ここの公園の良さの一つが、この大展望。標高371mの大山の上から、山形盆地を取り巻く山々を360度見回すことができる。上の写真は、朝日連峰。下の写真は月山。
小母ちゃんたちに薦められた「椹平の棚田」へ移動。ジンベイダイラかと思ったらクヌギダイラと読むのだそうだ。椹は本来はサワラなのだが、ま、そんなことはどうでもいい。日本の棚田百選に入っているのだとか。山形は宣伝が上手い。夜、田毎の月を見られたら、多分合点がいくことだろう。谷間の先にうっすらと見える雪山は大朝日岳。

^^^^

[出題 1] 下に並ぶ行のうち、先頭の行から「comment-meta: 6 h 6 likes Reply: [130, 102, 341, 123]」を含む行までを、両端の行も含めて一字一句変えずに複製してください。

^^^^

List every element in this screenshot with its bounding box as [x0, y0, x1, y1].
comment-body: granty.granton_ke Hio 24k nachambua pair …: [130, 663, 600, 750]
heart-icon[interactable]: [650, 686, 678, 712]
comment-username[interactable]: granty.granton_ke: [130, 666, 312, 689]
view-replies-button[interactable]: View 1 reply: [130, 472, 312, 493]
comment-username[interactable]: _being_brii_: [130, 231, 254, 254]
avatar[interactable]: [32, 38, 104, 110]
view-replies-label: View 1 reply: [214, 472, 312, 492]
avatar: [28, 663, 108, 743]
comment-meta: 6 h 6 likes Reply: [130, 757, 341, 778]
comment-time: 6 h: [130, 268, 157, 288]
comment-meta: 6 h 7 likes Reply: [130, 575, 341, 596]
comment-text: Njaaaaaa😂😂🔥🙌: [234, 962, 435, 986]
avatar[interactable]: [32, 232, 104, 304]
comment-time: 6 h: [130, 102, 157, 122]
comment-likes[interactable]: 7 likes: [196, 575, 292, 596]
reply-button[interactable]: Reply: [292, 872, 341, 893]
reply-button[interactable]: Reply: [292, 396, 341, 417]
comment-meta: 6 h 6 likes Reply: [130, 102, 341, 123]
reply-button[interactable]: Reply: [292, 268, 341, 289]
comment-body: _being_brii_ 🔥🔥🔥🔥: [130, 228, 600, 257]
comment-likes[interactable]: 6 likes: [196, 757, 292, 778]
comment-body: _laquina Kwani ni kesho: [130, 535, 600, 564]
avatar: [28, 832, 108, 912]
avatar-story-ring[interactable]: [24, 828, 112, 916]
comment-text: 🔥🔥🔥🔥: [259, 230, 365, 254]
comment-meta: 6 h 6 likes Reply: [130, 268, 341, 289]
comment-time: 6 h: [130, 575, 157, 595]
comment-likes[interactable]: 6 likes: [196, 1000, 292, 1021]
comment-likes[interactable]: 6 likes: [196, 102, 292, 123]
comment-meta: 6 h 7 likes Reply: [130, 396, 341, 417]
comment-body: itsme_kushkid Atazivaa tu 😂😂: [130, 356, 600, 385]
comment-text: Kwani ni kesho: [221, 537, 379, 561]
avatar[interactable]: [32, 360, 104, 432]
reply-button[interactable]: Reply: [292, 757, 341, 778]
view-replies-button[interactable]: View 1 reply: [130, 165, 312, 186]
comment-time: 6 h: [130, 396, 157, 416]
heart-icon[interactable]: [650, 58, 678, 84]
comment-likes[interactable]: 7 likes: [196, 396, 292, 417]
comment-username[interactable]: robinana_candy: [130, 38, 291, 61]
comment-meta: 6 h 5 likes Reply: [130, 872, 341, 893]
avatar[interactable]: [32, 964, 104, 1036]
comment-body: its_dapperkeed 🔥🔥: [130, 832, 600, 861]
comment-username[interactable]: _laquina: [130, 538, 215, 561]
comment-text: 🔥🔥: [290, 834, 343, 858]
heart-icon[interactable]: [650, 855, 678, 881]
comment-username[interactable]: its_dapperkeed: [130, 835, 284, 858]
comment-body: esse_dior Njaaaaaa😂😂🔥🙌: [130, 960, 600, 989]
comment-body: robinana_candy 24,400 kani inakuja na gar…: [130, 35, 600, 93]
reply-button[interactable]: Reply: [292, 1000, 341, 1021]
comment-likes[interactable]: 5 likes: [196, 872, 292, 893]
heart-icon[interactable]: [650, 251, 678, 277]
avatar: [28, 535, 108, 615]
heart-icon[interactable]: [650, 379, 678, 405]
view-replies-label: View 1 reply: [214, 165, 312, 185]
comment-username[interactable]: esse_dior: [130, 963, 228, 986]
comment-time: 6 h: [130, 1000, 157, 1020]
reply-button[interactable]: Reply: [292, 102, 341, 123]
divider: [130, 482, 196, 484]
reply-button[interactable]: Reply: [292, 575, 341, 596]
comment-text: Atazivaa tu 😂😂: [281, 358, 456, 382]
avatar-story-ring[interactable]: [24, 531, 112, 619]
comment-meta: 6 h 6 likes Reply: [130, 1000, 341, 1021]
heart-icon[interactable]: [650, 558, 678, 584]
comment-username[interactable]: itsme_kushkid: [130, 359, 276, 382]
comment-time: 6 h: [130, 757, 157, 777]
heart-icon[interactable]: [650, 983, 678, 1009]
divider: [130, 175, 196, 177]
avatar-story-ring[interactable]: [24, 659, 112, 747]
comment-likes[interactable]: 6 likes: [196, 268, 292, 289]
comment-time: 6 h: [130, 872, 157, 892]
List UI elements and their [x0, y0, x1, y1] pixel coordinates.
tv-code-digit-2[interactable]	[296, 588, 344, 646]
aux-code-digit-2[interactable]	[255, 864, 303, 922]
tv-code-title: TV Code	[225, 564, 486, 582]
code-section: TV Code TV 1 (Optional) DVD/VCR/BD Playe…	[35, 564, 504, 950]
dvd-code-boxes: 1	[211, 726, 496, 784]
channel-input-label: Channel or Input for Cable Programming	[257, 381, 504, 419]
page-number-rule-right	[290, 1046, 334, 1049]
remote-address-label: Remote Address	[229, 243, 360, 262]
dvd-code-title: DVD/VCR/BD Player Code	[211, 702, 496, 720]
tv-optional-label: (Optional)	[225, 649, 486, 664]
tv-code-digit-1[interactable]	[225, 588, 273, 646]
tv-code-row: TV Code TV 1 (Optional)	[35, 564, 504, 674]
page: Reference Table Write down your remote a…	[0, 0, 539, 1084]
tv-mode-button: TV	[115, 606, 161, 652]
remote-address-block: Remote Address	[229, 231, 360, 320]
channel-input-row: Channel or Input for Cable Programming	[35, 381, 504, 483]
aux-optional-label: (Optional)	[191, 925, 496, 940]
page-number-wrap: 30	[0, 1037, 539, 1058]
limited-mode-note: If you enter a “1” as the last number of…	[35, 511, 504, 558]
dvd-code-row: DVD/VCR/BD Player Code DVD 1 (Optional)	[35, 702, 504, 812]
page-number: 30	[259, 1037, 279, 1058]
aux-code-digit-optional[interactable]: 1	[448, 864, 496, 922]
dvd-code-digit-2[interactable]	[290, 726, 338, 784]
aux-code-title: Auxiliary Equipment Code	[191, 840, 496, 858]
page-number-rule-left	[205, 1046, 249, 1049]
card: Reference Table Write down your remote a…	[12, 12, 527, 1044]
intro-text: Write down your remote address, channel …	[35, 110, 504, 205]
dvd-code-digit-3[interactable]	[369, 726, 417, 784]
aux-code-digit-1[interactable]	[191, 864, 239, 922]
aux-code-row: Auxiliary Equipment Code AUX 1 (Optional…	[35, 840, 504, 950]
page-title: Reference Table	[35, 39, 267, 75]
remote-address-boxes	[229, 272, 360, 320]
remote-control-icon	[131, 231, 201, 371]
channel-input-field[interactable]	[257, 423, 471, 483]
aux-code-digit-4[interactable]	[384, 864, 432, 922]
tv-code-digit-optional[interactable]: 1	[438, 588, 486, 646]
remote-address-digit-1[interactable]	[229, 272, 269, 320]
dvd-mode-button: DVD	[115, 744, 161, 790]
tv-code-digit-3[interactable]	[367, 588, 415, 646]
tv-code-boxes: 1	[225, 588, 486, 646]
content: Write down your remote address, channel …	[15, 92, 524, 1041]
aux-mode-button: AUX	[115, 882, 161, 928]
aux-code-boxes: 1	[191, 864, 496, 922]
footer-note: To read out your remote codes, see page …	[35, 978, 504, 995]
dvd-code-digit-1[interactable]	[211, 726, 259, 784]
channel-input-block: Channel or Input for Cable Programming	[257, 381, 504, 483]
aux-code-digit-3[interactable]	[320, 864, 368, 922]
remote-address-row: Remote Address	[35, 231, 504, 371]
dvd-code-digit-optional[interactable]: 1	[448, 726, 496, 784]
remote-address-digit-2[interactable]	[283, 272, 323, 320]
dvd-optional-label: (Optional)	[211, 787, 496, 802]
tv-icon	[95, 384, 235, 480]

^^^^

[出題 2] 山形の公園からの展望と椹平の棚田を記した文書の抜粋を、全文そのまま書き記してください。

[記述解答 1]
List every element in this screenshot with its bounding box as [x0, y0, x1, y1].
comment-body: granty.granton_ke Hio 24k nachambua pair …: [130, 663, 600, 750]
heart-icon[interactable]: [650, 686, 678, 712]
comment-username[interactable]: granty.granton_ke: [130, 666, 312, 689]
view-replies-button[interactable]: View 1 reply: [130, 472, 312, 493]
comment-username[interactable]: _being_brii_: [130, 231, 254, 254]
avatar[interactable]: [32, 38, 104, 110]
view-replies-label: View 1 reply: [214, 472, 312, 492]
avatar: [28, 663, 108, 743]
comment-meta: 6 h 6 likes Reply: [130, 757, 341, 778]
comment-time: 6 h: [130, 268, 157, 288]
comment-meta: 6 h 7 likes Reply: [130, 575, 341, 596]
comment-text: Njaaaaaa😂😂🔥🙌: [234, 962, 435, 986]
avatar[interactable]: [32, 232, 104, 304]
comment-time: 6 h: [130, 102, 157, 122]
comment-likes[interactable]: 7 likes: [196, 575, 292, 596]
reply-button[interactable]: Reply: [292, 872, 341, 893]
reply-button[interactable]: Reply: [292, 396, 341, 417]
comment-meta: 6 h 6 likes Reply: [130, 102, 341, 123]

[記述解答 2]
ここの公園の良さの一つが、この大展望。標高371mの大山の上から、山形盆地を取り巻く山々を360度見回すことができる。上の写真は、朝日連峰。下の写真は月山。
小母ちゃんたちに薦められた「椹平の棚田」へ移動。ジンベイダイラかと思ったらクヌギダイラと読むのだそうだ。椹は本来はサワラなのだが、ま、そんなことはどうでもいい。日本の棚田百選に入っているのだとか。山形は宣伝が上手い。夜、田毎の月を見られたら、多分合点がいくことだろう。谷間の先にうっすらと見える雪山は大朝日岳。